» Exercise objective: A verbatim copy of the records is required, with all pictures left out.

** start Data supplied **

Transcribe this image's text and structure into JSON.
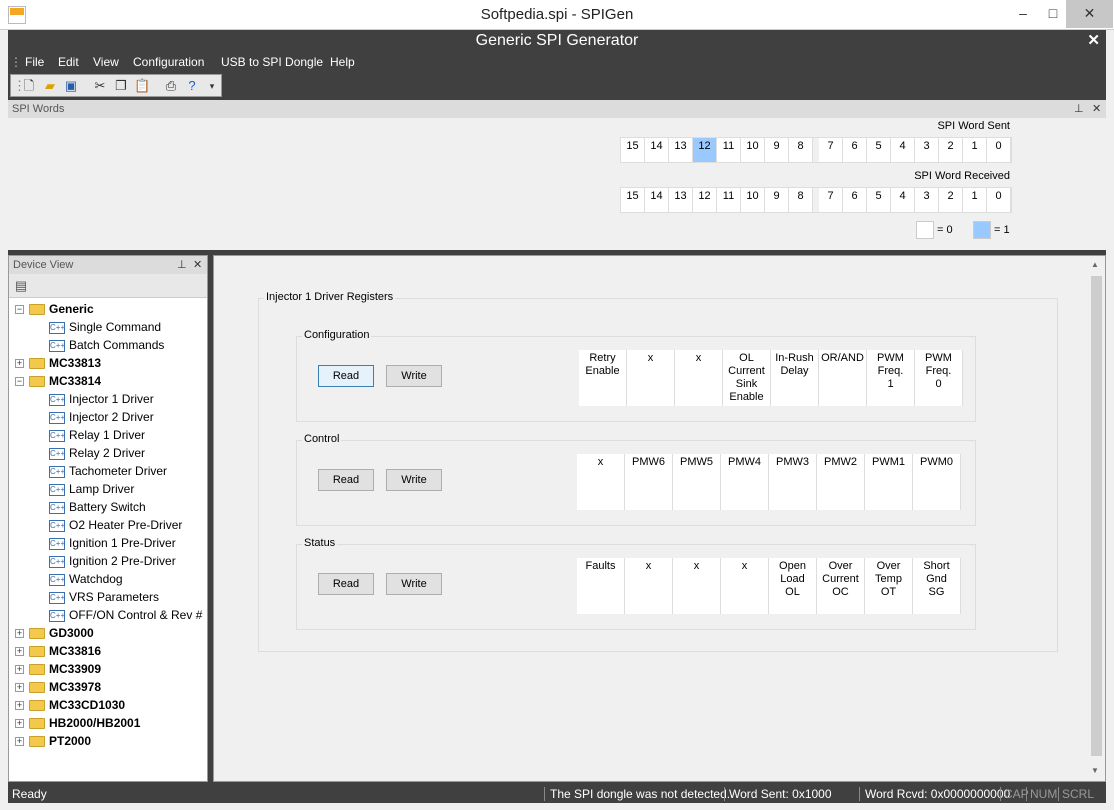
{
  "window": {
    "title": "Softpedia.spi - SPIGen",
    "minimize": "–",
    "maximize": "□",
    "close": "✕"
  },
  "app": {
    "title": "Generic SPI Generator",
    "close": "✕"
  },
  "menu": [
    "File",
    "Edit",
    "View",
    "Configuration",
    "USB to SPI Dongle",
    "Help"
  ],
  "toolbar": [
    "new-icon",
    "open-icon",
    "save-icon",
    "cut-icon",
    "copy-icon",
    "paste-icon",
    "print-icon",
    "help-icon"
  ],
  "spi_panel": {
    "title": "SPI Words",
    "sent_label": "SPI Word Sent",
    "received_label": "SPI Word Received",
    "bits": [
      "15",
      "14",
      "13",
      "12",
      "11",
      "10",
      "9",
      "8",
      "7",
      "6",
      "5",
      "4",
      "3",
      "2",
      "1",
      "0"
    ],
    "sent_on_bits": [
      12
    ],
    "received_on_bits": [],
    "legend_zero": "= 0",
    "legend_one": "= 1",
    "on_color": "#99c9ff"
  },
  "device_view": {
    "title": "Device View",
    "tree": [
      {
        "label": "Generic",
        "level": 0,
        "type": "folder",
        "expanded": true
      },
      {
        "label": "Single Command",
        "level": 1,
        "type": "cmd"
      },
      {
        "label": "Batch Commands",
        "level": 1,
        "type": "cmd"
      },
      {
        "label": "MC33813",
        "level": 0,
        "type": "folder",
        "expanded": false
      },
      {
        "label": "MC33814",
        "level": 0,
        "type": "folder",
        "expanded": true
      },
      {
        "label": "Injector 1 Driver",
        "level": 1,
        "type": "cmd"
      },
      {
        "label": "Injector 2 Driver",
        "level": 1,
        "type": "cmd"
      },
      {
        "label": "Relay 1 Driver",
        "level": 1,
        "type": "cmd"
      },
      {
        "label": "Relay 2 Driver",
        "level": 1,
        "type": "cmd"
      },
      {
        "label": "Tachometer Driver",
        "level": 1,
        "type": "cmd"
      },
      {
        "label": "Lamp Driver",
        "level": 1,
        "type": "cmd"
      },
      {
        "label": "Battery Switch",
        "level": 1,
        "type": "cmd"
      },
      {
        "label": "O2 Heater Pre-Driver",
        "level": 1,
        "type": "cmd"
      },
      {
        "label": "Ignition 1 Pre-Driver",
        "level": 1,
        "type": "cmd"
      },
      {
        "label": "Ignition 2 Pre-Driver",
        "level": 1,
        "type": "cmd"
      },
      {
        "label": "Watchdog",
        "level": 1,
        "type": "cmd"
      },
      {
        "label": "VRS Parameters",
        "level": 1,
        "type": "cmd"
      },
      {
        "label": "OFF/ON Control & Rev #",
        "level": 1,
        "type": "cmd"
      },
      {
        "label": "GD3000",
        "level": 0,
        "type": "folder",
        "expanded": false
      },
      {
        "label": "MC33816",
        "level": 0,
        "type": "folder",
        "expanded": false
      },
      {
        "label": "MC33909",
        "level": 0,
        "type": "folder",
        "expanded": false
      },
      {
        "label": "MC33978",
        "level": 0,
        "type": "folder",
        "expanded": false
      },
      {
        "label": "MC33CD1030",
        "level": 0,
        "type": "folder",
        "expanded": false
      },
      {
        "label": "HB2000/HB2001",
        "level": 0,
        "type": "folder",
        "expanded": false
      },
      {
        "label": "PT2000",
        "level": 0,
        "type": "folder",
        "expanded": false
      }
    ]
  },
  "registers": {
    "title": "Injector 1 Driver Registers",
    "groups": [
      {
        "title": "Configuration",
        "read": "Read",
        "write": "Write",
        "cells": [
          "Retry\nEnable",
          "x",
          "x",
          "OL\nCurrent\nSink\nEnable",
          "In-Rush\nDelay",
          "OR/AND",
          "PWM\nFreq.\n1",
          "PWM\nFreq.\n0"
        ]
      },
      {
        "title": "Control",
        "read": "Read",
        "write": "Write",
        "cells": [
          "x",
          "PMW6",
          "PMW5",
          "PMW4",
          "PMW3",
          "PMW2",
          "PWM1",
          "PWM0"
        ]
      },
      {
        "title": "Status",
        "read": "Read",
        "write": "Write",
        "cells": [
          "Faults",
          "x",
          "x",
          "x",
          "Open\nLoad\nOL",
          "Over\nCurrent\nOC",
          "Over\nTemp\nOT",
          "Short\nGnd\nSG"
        ]
      }
    ]
  },
  "status": {
    "ready": "Ready",
    "dongle": "The SPI dongle was not detected.",
    "sent": "Word Sent: 0x1000",
    "received": "Word Rcvd: 0x0000000000",
    "caps": "CAP",
    "num": "NUM",
    "scrl": "SCRL"
  }
}
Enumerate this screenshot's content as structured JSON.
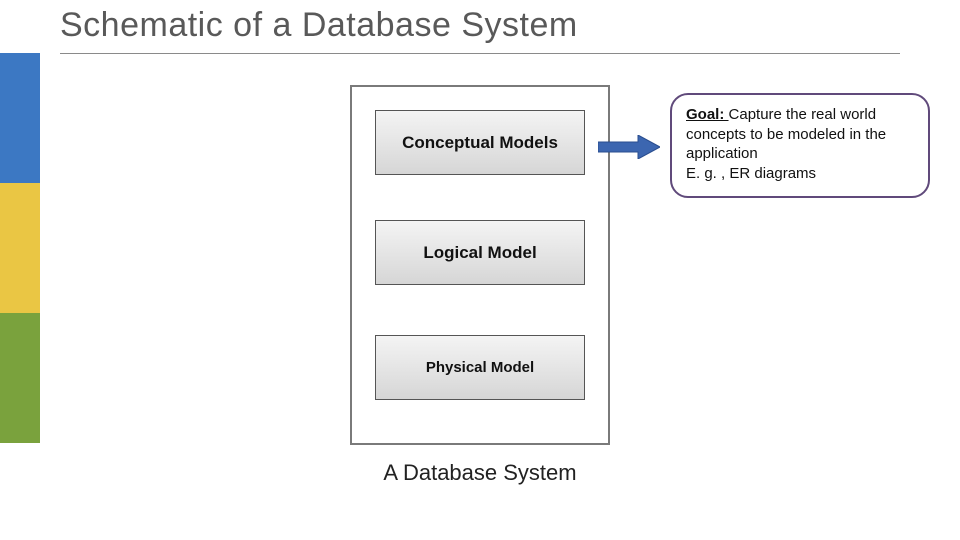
{
  "title": "Schematic of a Database System",
  "models": {
    "box1": "Conceptual Models",
    "box2": "Logical Model",
    "box3": "Physical Model"
  },
  "container_caption": "A Database System",
  "callout": {
    "goal_label": "Goal: ",
    "goal_text": "Capture the real world concepts to be modeled in the application",
    "example": "E. g. , ER diagrams"
  },
  "colors": {
    "sidebar_blue": "#3c78c3",
    "sidebar_yellow": "#eac644",
    "sidebar_green": "#7aa23d",
    "callout_border": "#604a7b",
    "arrow_fill": "#3c66b0"
  }
}
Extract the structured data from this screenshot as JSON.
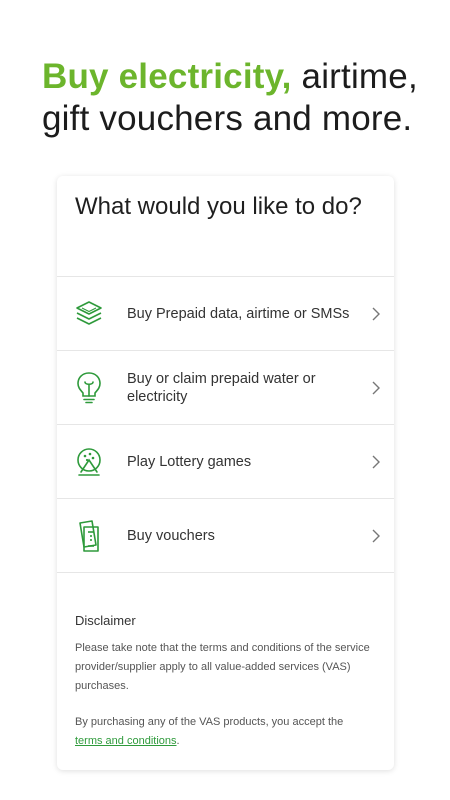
{
  "headline": {
    "accent": "Buy electricity,",
    "rest": " airtime, gift vouchers and more."
  },
  "card": {
    "title": "What would you like to do?",
    "options": [
      {
        "label": "Buy Prepaid data, airtime or SMSs",
        "icon": "layers-icon"
      },
      {
        "label": "Buy or claim prepaid water or electricity",
        "icon": "lightbulb-icon"
      },
      {
        "label": "Play Lottery games",
        "icon": "lottery-icon"
      },
      {
        "label": "Buy vouchers",
        "icon": "voucher-icon"
      }
    ]
  },
  "disclaimer": {
    "title": "Disclaimer",
    "paragraph1": "Please take note that the terms and conditions of the service provider/supplier apply to all value-added services (VAS) purchases.",
    "paragraph2": "By purchasing any of the VAS products, you accept the",
    "link": "terms and conditions",
    "link_suffix": "."
  },
  "colors": {
    "accent": "#6cb52c",
    "icon_green": "#2e9a3b",
    "link": "#2e9a3b"
  }
}
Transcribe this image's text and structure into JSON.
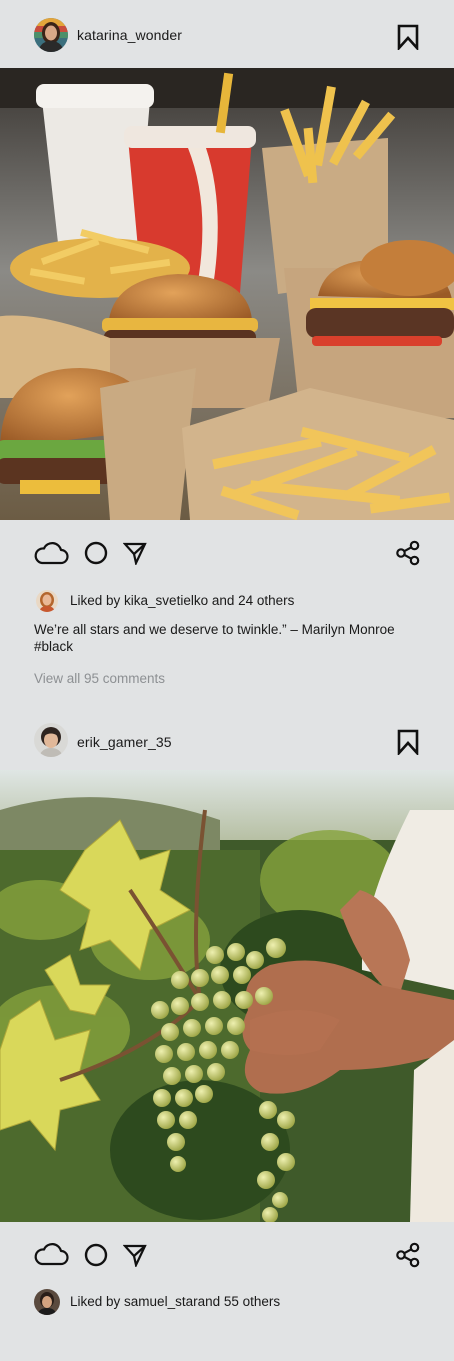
{
  "posts": [
    {
      "username": "katarina_wonder",
      "likes_prefix": "Liked by ",
      "likes_user": "kika_svetielko",
      "likes_suffix": " and 24 others",
      "caption": "We’re all stars and we deserve to twinkle.” – Marilyn Monroe #black",
      "view_comments": "View all 95 comments",
      "image": "fast-food-burgers-fries-photo"
    },
    {
      "username": "erik_gamer_35",
      "likes_prefix": "Liked by ",
      "likes_user": "samuel_star",
      "likes_suffix": "and 55 others",
      "image": "vineyard-grape-harvest-photo"
    }
  ],
  "icons": {
    "bookmark": "bookmark-icon",
    "like": "cloud-icon",
    "comment": "circle-icon",
    "send": "paper-plane-icon",
    "share": "share-icon"
  },
  "colors": {
    "background": "#e1e3e4",
    "text": "#1a1a1a",
    "muted": "#8d9093"
  }
}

** end Data supplied **

» Full solution:
Transcribe this image's text and structure into JSON.
{
  "window": {
    "title": "Softpedia.spi - SPIGen",
    "minimize": "–",
    "maximize": "□",
    "close": "✕"
  },
  "app": {
    "title": "Generic SPI Generator",
    "close": "✕"
  },
  "menu": [
    "File",
    "Edit",
    "View",
    "Configuration",
    "USB to SPI Dongle",
    "Help"
  ],
  "toolbar": [
    "new-icon",
    "open-icon",
    "save-icon",
    "cut-icon",
    "copy-icon",
    "paste-icon",
    "print-icon",
    "help-icon"
  ],
  "spi_panel": {
    "title": "SPI Words",
    "sent_label": "SPI Word Sent",
    "received_label": "SPI Word Received",
    "bits": [
      "15",
      "14",
      "13",
      "12",
      "11",
      "10",
      "9",
      "8",
      "7",
      "6",
      "5",
      "4",
      "3",
      "2",
      "1",
      "0"
    ],
    "sent_on_bits": [
      12
    ],
    "received_on_bits": [],
    "legend_zero": "= 0",
    "legend_one": "= 1",
    "on_color": "#99c9ff"
  },
  "device_view": {
    "title": "Device View",
    "tree": [
      {
        "label": "Generic",
        "level": 0,
        "type": "folder",
        "expanded": true
      },
      {
        "label": "Single Command",
        "level": 1,
        "type": "cmd"
      },
      {
        "label": "Batch Commands",
        "level": 1,
        "type": "cmd"
      },
      {
        "label": "MC33813",
        "level": 0,
        "type": "folder",
        "expanded": false
      },
      {
        "label": "MC33814",
        "level": 0,
        "type": "folder",
        "expanded": true
      },
      {
        "label": "Injector 1 Driver",
        "level": 1,
        "type": "cmd"
      },
      {
        "label": "Injector 2 Driver",
        "level": 1,
        "type": "cmd"
      },
      {
        "label": "Relay 1 Driver",
        "level": 1,
        "type": "cmd"
      },
      {
        "label": "Relay 2 Driver",
        "level": 1,
        "type": "cmd"
      },
      {
        "label": "Tachometer Driver",
        "level": 1,
        "type": "cmd"
      },
      {
        "label": "Lamp Driver",
        "level": 1,
        "type": "cmd"
      },
      {
        "label": "Battery Switch",
        "level": 1,
        "type": "cmd"
      },
      {
        "label": "O2 Heater Pre-Driver",
        "level": 1,
        "type": "cmd"
      },
      {
        "label": "Ignition 1 Pre-Driver",
        "level": 1,
        "type": "cmd"
      },
      {
        "label": "Ignition 2 Pre-Driver",
        "level": 1,
        "type": "cmd"
      },
      {
        "label": "Watchdog",
        "level": 1,
        "type": "cmd"
      },
      {
        "label": "VRS Parameters",
        "level": 1,
        "type": "cmd"
      },
      {
        "label": "OFF/ON Control & Rev #",
        "level": 1,
        "type": "cmd"
      },
      {
        "label": "GD3000",
        "level": 0,
        "type": "folder",
        "expanded": false
      },
      {
        "label": "MC33816",
        "level": 0,
        "type": "folder",
        "expanded": false
      },
      {
        "label": "MC33909",
        "level": 0,
        "type": "folder",
        "expanded": false
      },
      {
        "label": "MC33978",
        "level": 0,
        "type": "folder",
        "expanded": false
      },
      {
        "label": "MC33CD1030",
        "level": 0,
        "type": "folder",
        "expanded": false
      },
      {
        "label": "HB2000/HB2001",
        "level": 0,
        "type": "folder",
        "expanded": false
      },
      {
        "label": "PT2000",
        "level": 0,
        "type": "folder",
        "expanded": false
      }
    ]
  },
  "registers": {
    "title": "Injector 1 Driver Registers",
    "groups": [
      {
        "title": "Configuration",
        "read": "Read",
        "write": "Write",
        "cells": [
          "Retry\nEnable",
          "x",
          "x",
          "OL\nCurrent\nSink\nEnable",
          "In-Rush\nDelay",
          "OR/AND",
          "PWM\nFreq.\n1",
          "PWM\nFreq.\n0"
        ]
      },
      {
        "title": "Control",
        "read": "Read",
        "write": "Write",
        "cells": [
          "x",
          "PMW6",
          "PMW5",
          "PMW4",
          "PMW3",
          "PMW2",
          "PWM1",
          "PWM0"
        ]
      },
      {
        "title": "Status",
        "read": "Read",
        "write": "Write",
        "cells": [
          "Faults",
          "x",
          "x",
          "x",
          "Open\nLoad\nOL",
          "Over\nCurrent\nOC",
          "Over\nTemp\nOT",
          "Short\nGnd\nSG"
        ]
      }
    ]
  },
  "status": {
    "ready": "Ready",
    "dongle": "The SPI dongle was not detected.",
    "sent": "Word Sent: 0x1000",
    "received": "Word Rcvd: 0x0000000000",
    "caps": "CAP",
    "num": "NUM",
    "scrl": "SCRL"
  }
}
Enumerate this screenshot's content as structured JSON.
{
  "title": "Schematic of a Database System",
  "models": {
    "box1": "Conceptual Models",
    "box2": "Logical Model",
    "box3": "Physical Model"
  },
  "container_caption": "A Database System",
  "callout": {
    "goal_label": "Goal: ",
    "goal_text": "Capture the real world concepts to be modeled in the application",
    "example": "E. g. , ER diagrams"
  },
  "colors": {
    "sidebar_blue": "#3c78c3",
    "sidebar_yellow": "#eac644",
    "sidebar_green": "#7aa23d",
    "callout_border": "#604a7b",
    "arrow_fill": "#3c66b0"
  }
}
Extract the structured data from this screenshot as JSON.
{
  "headline": {
    "accent": "Buy electricity,",
    "rest": " airtime, gift vouchers and more."
  },
  "card": {
    "title": "What would you like to do?",
    "options": [
      {
        "label": "Buy Prepaid data, airtime or SMSs",
        "icon": "layers-icon"
      },
      {
        "label": "Buy or claim prepaid water or electricity",
        "icon": "lightbulb-icon"
      },
      {
        "label": "Play Lottery games",
        "icon": "lottery-icon"
      },
      {
        "label": "Buy vouchers",
        "icon": "voucher-icon"
      }
    ]
  },
  "disclaimer": {
    "title": "Disclaimer",
    "paragraph1": "Please take note that the terms and conditions of the service provider/supplier apply to all value-added services (VAS) purchases.",
    "paragraph2": "By purchasing any of the VAS products, you accept the",
    "link": "terms and conditions",
    "link_suffix": "."
  },
  "colors": {
    "accent": "#6cb52c",
    "icon_green": "#2e9a3b",
    "link": "#2e9a3b"
  }
}
Transcribe this image's text and structure into JSON.
{
  "posts": [
    {
      "username": "katarina_wonder",
      "likes_prefix": "Liked by ",
      "likes_user": "kika_svetielko",
      "likes_suffix": " and 24 others",
      "caption": "We’re all stars and we deserve to twinkle.” – Marilyn Monroe #black",
      "view_comments": "View all 95 comments",
      "image": "fast-food-burgers-fries-photo"
    },
    {
      "username": "erik_gamer_35",
      "likes_prefix": "Liked by ",
      "likes_user": "samuel_star",
      "likes_suffix": "and 55 others",
      "image": "vineyard-grape-harvest-photo"
    }
  ],
  "icons": {
    "bookmark": "bookmark-icon",
    "like": "cloud-icon",
    "comment": "circle-icon",
    "send": "paper-plane-icon",
    "share": "share-icon"
  },
  "colors": {
    "background": "#e1e3e4",
    "text": "#1a1a1a",
    "muted": "#8d9093"
  }
}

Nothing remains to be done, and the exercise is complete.